▶ What is being asked
Return each line of the listing below, unchanged, and omit the images.

* start Records for the exercise *

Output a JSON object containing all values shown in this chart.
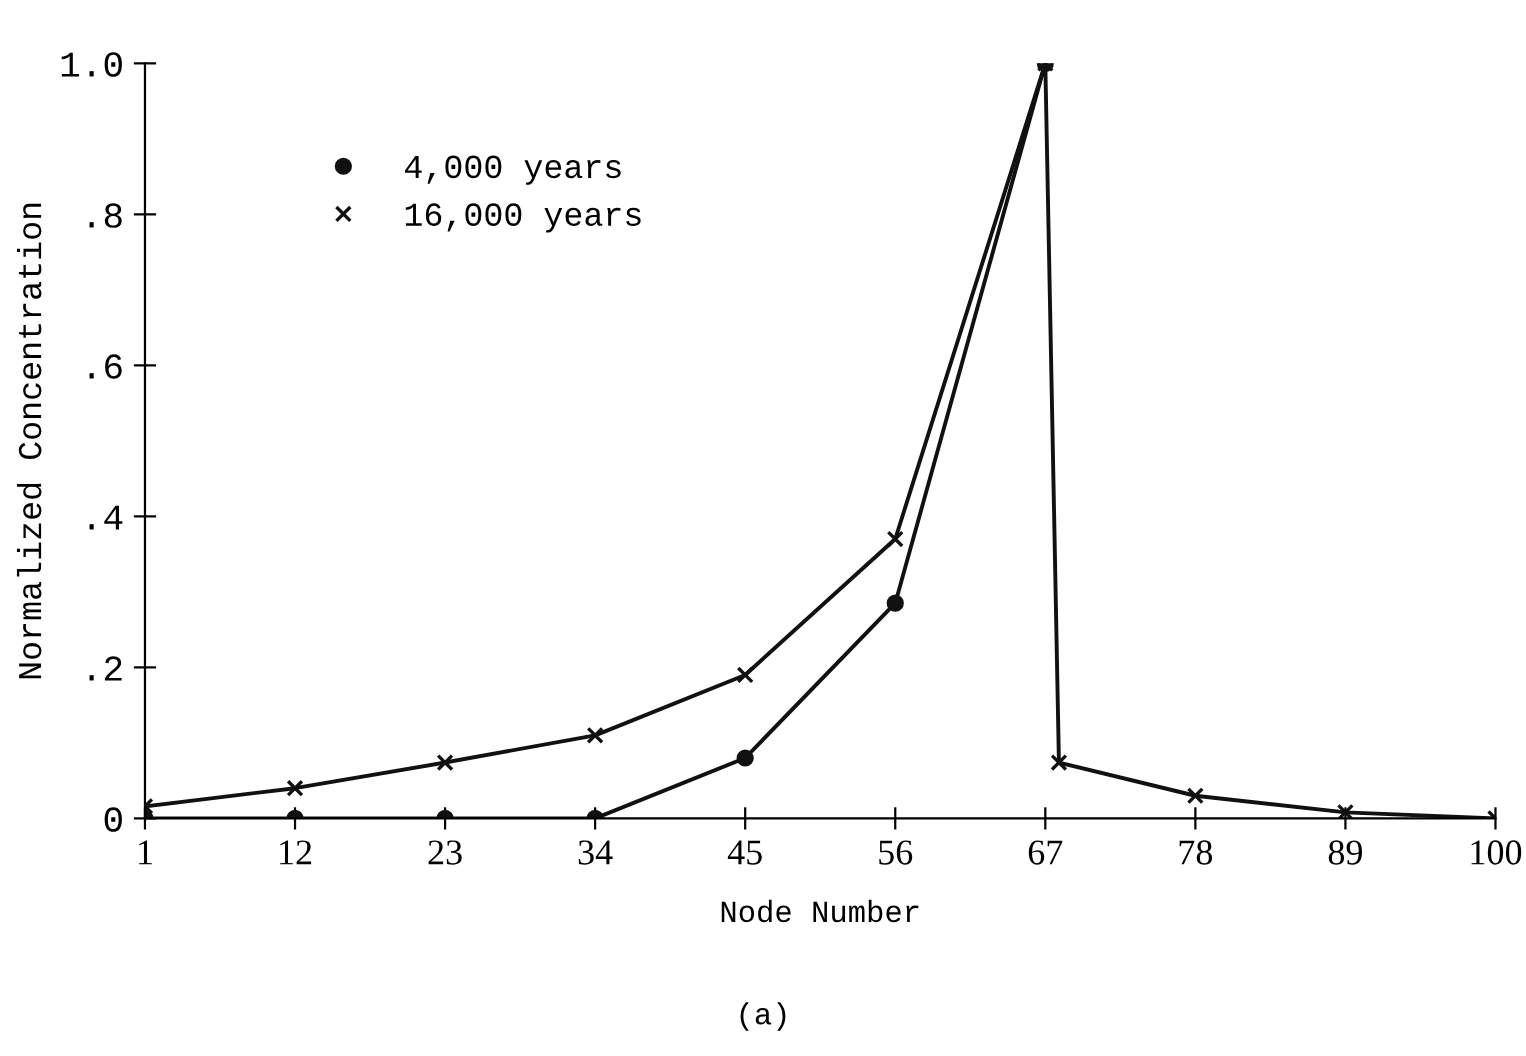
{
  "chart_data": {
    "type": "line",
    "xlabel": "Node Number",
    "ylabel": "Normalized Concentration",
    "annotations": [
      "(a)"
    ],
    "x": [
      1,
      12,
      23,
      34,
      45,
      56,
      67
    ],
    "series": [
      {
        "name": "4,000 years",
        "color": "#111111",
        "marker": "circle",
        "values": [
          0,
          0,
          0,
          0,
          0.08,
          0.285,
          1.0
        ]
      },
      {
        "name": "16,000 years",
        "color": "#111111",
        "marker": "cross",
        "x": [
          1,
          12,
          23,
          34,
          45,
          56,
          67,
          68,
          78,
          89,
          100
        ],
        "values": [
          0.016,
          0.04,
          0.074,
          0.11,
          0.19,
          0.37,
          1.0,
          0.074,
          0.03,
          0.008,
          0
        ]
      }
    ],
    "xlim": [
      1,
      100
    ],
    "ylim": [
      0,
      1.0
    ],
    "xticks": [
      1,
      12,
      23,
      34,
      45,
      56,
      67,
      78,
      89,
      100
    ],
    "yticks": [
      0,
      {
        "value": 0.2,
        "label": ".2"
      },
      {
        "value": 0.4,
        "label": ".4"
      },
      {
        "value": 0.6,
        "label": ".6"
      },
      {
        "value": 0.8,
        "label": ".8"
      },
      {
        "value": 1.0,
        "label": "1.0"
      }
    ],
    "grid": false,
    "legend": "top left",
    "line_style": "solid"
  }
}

* end Records for the exercise *

▶ Written answer
Output a JSON object containing all values shown in this chart.
{
  "chart_data": {
    "type": "line",
    "xlabel": "Node Number",
    "ylabel": "Normalized Concentration",
    "annotations": [
      "(a)"
    ],
    "x": [
      1,
      12,
      23,
      34,
      45,
      56,
      67
    ],
    "series": [
      {
        "name": "4,000 years",
        "color": "#111111",
        "marker": "circle",
        "values": [
          0,
          0,
          0,
          0,
          0.08,
          0.285,
          1.0
        ]
      },
      {
        "name": "16,000 years",
        "color": "#111111",
        "marker": "cross",
        "x": [
          1,
          12,
          23,
          34,
          45,
          56,
          67,
          68,
          78,
          89,
          100
        ],
        "values": [
          0.016,
          0.04,
          0.074,
          0.11,
          0.19,
          0.37,
          1.0,
          0.074,
          0.03,
          0.008,
          0
        ]
      }
    ],
    "xlim": [
      1,
      100
    ],
    "ylim": [
      0,
      1.0
    ],
    "xticks": [
      1,
      12,
      23,
      34,
      45,
      56,
      67,
      78,
      89,
      100
    ],
    "yticks": [
      0,
      {
        "value": 0.2,
        "label": ".2"
      },
      {
        "value": 0.4,
        "label": ".4"
      },
      {
        "value": 0.6,
        "label": ".6"
      },
      {
        "value": 0.8,
        "label": ".8"
      },
      {
        "value": 1.0,
        "label": "1.0"
      }
    ],
    "grid": false,
    "legend": "top left",
    "line_style": "solid"
  }
}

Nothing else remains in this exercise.